Leaving out every picture, quote the data below exactly as it appears.

··········

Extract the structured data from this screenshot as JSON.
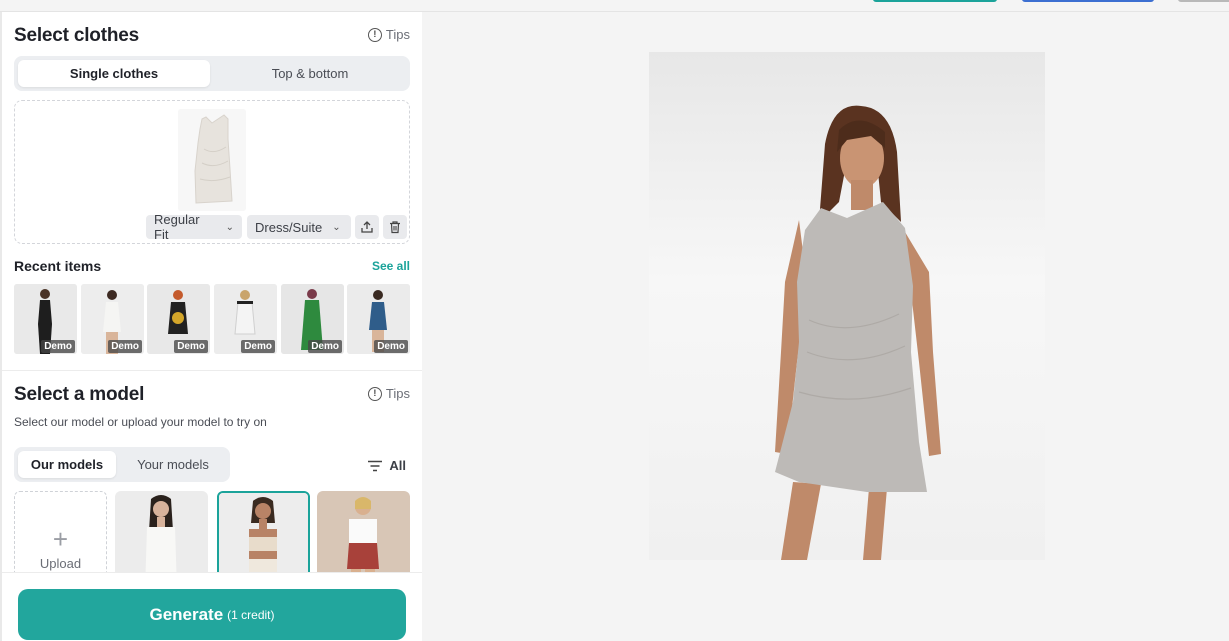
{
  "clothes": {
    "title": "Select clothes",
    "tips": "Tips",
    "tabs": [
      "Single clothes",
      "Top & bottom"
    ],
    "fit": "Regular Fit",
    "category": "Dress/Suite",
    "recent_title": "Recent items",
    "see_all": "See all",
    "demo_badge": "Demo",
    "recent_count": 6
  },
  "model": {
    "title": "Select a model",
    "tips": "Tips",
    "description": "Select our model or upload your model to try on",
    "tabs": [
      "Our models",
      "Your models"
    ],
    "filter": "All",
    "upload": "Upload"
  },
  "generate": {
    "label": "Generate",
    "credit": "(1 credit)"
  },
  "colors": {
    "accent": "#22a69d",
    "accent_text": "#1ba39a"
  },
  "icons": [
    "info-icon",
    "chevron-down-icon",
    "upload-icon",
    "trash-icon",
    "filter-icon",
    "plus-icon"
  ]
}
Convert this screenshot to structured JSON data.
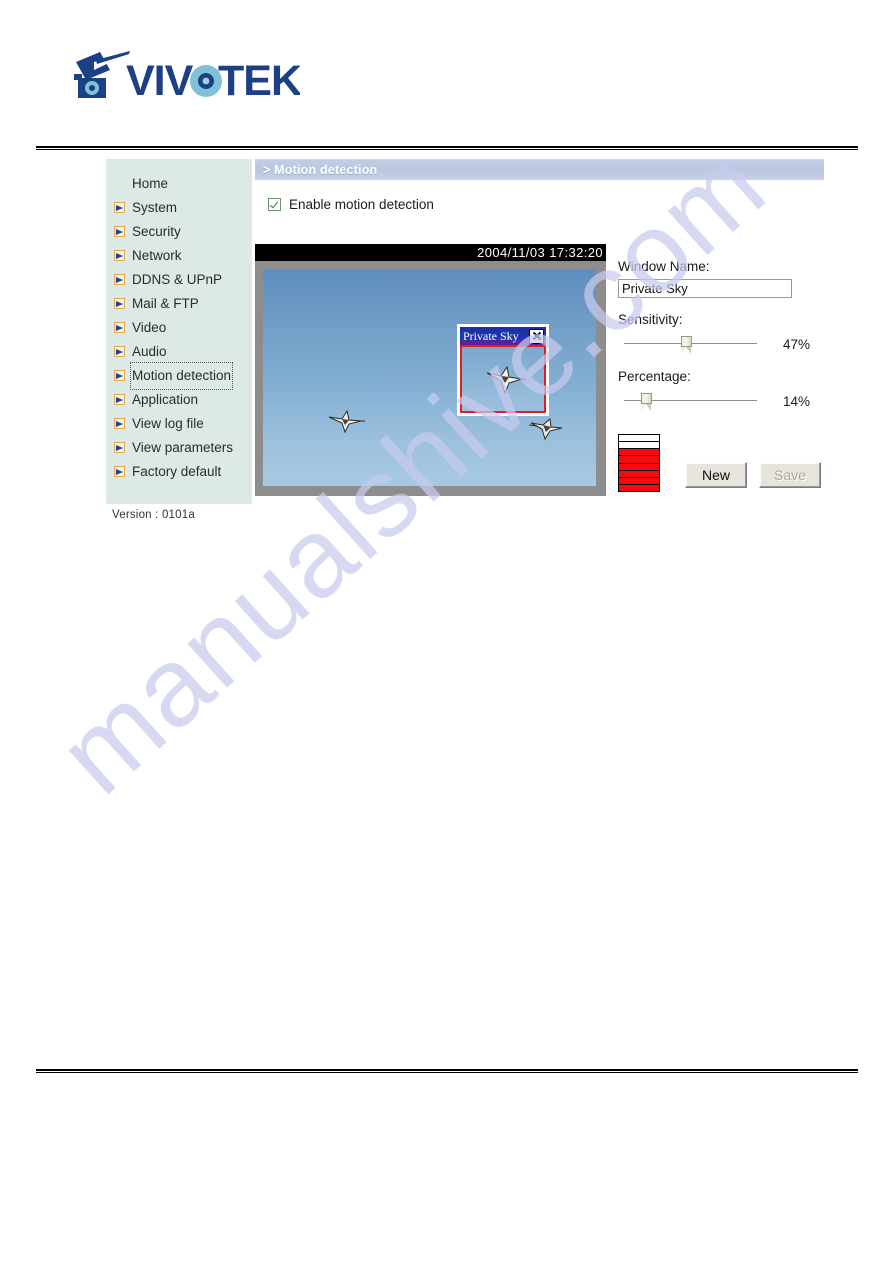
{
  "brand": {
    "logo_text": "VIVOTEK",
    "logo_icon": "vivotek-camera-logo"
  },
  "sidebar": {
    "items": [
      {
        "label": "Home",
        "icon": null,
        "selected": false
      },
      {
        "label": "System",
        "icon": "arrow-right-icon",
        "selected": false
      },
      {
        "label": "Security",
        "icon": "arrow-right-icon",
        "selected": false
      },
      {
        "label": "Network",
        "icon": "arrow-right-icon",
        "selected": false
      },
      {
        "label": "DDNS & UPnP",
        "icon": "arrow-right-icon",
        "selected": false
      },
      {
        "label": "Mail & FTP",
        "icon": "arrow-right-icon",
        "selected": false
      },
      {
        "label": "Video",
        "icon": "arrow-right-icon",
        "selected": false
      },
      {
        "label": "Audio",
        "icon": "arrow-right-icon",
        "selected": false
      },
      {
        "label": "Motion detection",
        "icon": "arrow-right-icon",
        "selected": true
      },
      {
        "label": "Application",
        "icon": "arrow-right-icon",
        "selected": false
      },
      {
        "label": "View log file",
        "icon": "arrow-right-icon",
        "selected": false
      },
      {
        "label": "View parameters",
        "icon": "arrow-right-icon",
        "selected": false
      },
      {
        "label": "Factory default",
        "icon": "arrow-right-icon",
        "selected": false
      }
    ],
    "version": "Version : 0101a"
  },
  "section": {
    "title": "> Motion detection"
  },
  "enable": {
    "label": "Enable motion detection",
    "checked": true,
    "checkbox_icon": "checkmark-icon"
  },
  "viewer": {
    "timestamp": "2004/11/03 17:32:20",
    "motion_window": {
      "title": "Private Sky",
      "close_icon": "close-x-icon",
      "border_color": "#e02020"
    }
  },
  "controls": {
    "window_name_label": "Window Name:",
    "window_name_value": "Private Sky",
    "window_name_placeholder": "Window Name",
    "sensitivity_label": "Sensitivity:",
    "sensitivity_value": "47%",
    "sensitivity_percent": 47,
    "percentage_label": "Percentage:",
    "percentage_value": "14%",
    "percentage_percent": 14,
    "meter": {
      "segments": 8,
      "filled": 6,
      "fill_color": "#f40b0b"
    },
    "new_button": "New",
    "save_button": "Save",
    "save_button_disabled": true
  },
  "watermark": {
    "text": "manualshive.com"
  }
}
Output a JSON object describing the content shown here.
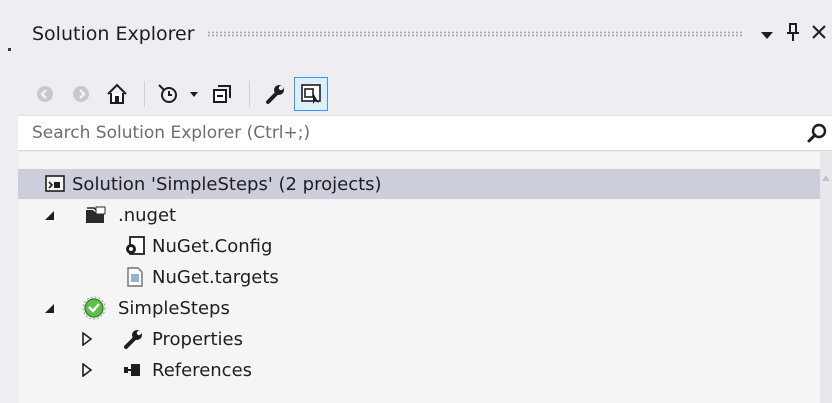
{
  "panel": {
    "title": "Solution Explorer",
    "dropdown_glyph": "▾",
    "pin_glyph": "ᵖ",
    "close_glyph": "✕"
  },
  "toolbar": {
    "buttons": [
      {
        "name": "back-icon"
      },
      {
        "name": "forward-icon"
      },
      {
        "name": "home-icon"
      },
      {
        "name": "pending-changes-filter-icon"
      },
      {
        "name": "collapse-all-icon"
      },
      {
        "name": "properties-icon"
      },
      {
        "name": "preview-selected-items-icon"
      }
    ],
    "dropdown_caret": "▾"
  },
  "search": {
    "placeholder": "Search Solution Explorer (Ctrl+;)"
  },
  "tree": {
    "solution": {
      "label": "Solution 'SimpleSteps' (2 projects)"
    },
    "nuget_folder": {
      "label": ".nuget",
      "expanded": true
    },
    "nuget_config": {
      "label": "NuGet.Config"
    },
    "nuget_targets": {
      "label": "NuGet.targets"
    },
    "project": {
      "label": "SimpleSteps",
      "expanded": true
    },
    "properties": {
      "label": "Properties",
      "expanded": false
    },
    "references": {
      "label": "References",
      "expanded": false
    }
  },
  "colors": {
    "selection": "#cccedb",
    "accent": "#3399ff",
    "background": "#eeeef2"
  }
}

··········

_Task response:_
Extract the structured data from this screenshot as JSON.
{
  "clothes": {
    "title": "Select clothes",
    "tips": "Tips",
    "tabs": [
      "Single clothes",
      "Top & bottom"
    ],
    "fit": "Regular Fit",
    "category": "Dress/Suite",
    "recent_title": "Recent items",
    "see_all": "See all",
    "demo_badge": "Demo",
    "recent_count": 6
  },
  "model": {
    "title": "Select a model",
    "tips": "Tips",
    "description": "Select our model or upload your model to try on",
    "tabs": [
      "Our models",
      "Your models"
    ],
    "filter": "All",
    "upload": "Upload"
  },
  "generate": {
    "label": "Generate",
    "credit": "(1 credit)"
  },
  "colors": {
    "accent": "#22a69d",
    "accent_text": "#1ba39a"
  },
  "icons": [
    "info-icon",
    "chevron-down-icon",
    "upload-icon",
    "trash-icon",
    "filter-icon",
    "plus-icon"
  ]
}
Convert this screenshot to structured JSON data.
{
  "brand": {
    "logo_text": "VIVOTEK",
    "logo_icon": "vivotek-camera-logo"
  },
  "sidebar": {
    "items": [
      {
        "label": "Home",
        "icon": null,
        "selected": false
      },
      {
        "label": "System",
        "icon": "arrow-right-icon",
        "selected": false
      },
      {
        "label": "Security",
        "icon": "arrow-right-icon",
        "selected": false
      },
      {
        "label": "Network",
        "icon": "arrow-right-icon",
        "selected": false
      },
      {
        "label": "DDNS & UPnP",
        "icon": "arrow-right-icon",
        "selected": false
      },
      {
        "label": "Mail & FTP",
        "icon": "arrow-right-icon",
        "selected": false
      },
      {
        "label": "Video",
        "icon": "arrow-right-icon",
        "selected": false
      },
      {
        "label": "Audio",
        "icon": "arrow-right-icon",
        "selected": false
      },
      {
        "label": "Motion detection",
        "icon": "arrow-right-icon",
        "selected": true
      },
      {
        "label": "Application",
        "icon": "arrow-right-icon",
        "selected": false
      },
      {
        "label": "View log file",
        "icon": "arrow-right-icon",
        "selected": false
      },
      {
        "label": "View parameters",
        "icon": "arrow-right-icon",
        "selected": false
      },
      {
        "label": "Factory default",
        "icon": "arrow-right-icon",
        "selected": false
      }
    ],
    "version": "Version : 0101a"
  },
  "section": {
    "title": "> Motion detection"
  },
  "enable": {
    "label": "Enable motion detection",
    "checked": true,
    "checkbox_icon": "checkmark-icon"
  },
  "viewer": {
    "timestamp": "2004/11/03 17:32:20",
    "motion_window": {
      "title": "Private Sky",
      "close_icon": "close-x-icon",
      "border_color": "#e02020"
    }
  },
  "controls": {
    "window_name_label": "Window Name:",
    "window_name_value": "Private Sky",
    "window_name_placeholder": "Window Name",
    "sensitivity_label": "Sensitivity:",
    "sensitivity_value": "47%",
    "sensitivity_percent": 47,
    "percentage_label": "Percentage:",
    "percentage_value": "14%",
    "percentage_percent": 14,
    "meter": {
      "segments": 8,
      "filled": 6,
      "fill_color": "#f40b0b"
    },
    "new_button": "New",
    "save_button": "Save",
    "save_button_disabled": true
  },
  "watermark": {
    "text": "manualshive.com"
  }
}
Output a JSON object describing the content shown here.
{
  "panel": {
    "title": "Solution Explorer",
    "dropdown_glyph": "▾",
    "pin_glyph": "ᵖ",
    "close_glyph": "✕"
  },
  "toolbar": {
    "buttons": [
      {
        "name": "back-icon"
      },
      {
        "name": "forward-icon"
      },
      {
        "name": "home-icon"
      },
      {
        "name": "pending-changes-filter-icon"
      },
      {
        "name": "collapse-all-icon"
      },
      {
        "name": "properties-icon"
      },
      {
        "name": "preview-selected-items-icon"
      }
    ],
    "dropdown_caret": "▾"
  },
  "search": {
    "placeholder": "Search Solution Explorer (Ctrl+;)"
  },
  "tree": {
    "solution": {
      "label": "Solution 'SimpleSteps' (2 projects)"
    },
    "nuget_folder": {
      "label": ".nuget",
      "expanded": true
    },
    "nuget_config": {
      "label": "NuGet.Config"
    },
    "nuget_targets": {
      "label": "NuGet.targets"
    },
    "project": {
      "label": "SimpleSteps",
      "expanded": true
    },
    "properties": {
      "label": "Properties",
      "expanded": false
    },
    "references": {
      "label": "References",
      "expanded": false
    }
  },
  "colors": {
    "selection": "#cccedb",
    "accent": "#3399ff",
    "background": "#eeeef2"
  }
}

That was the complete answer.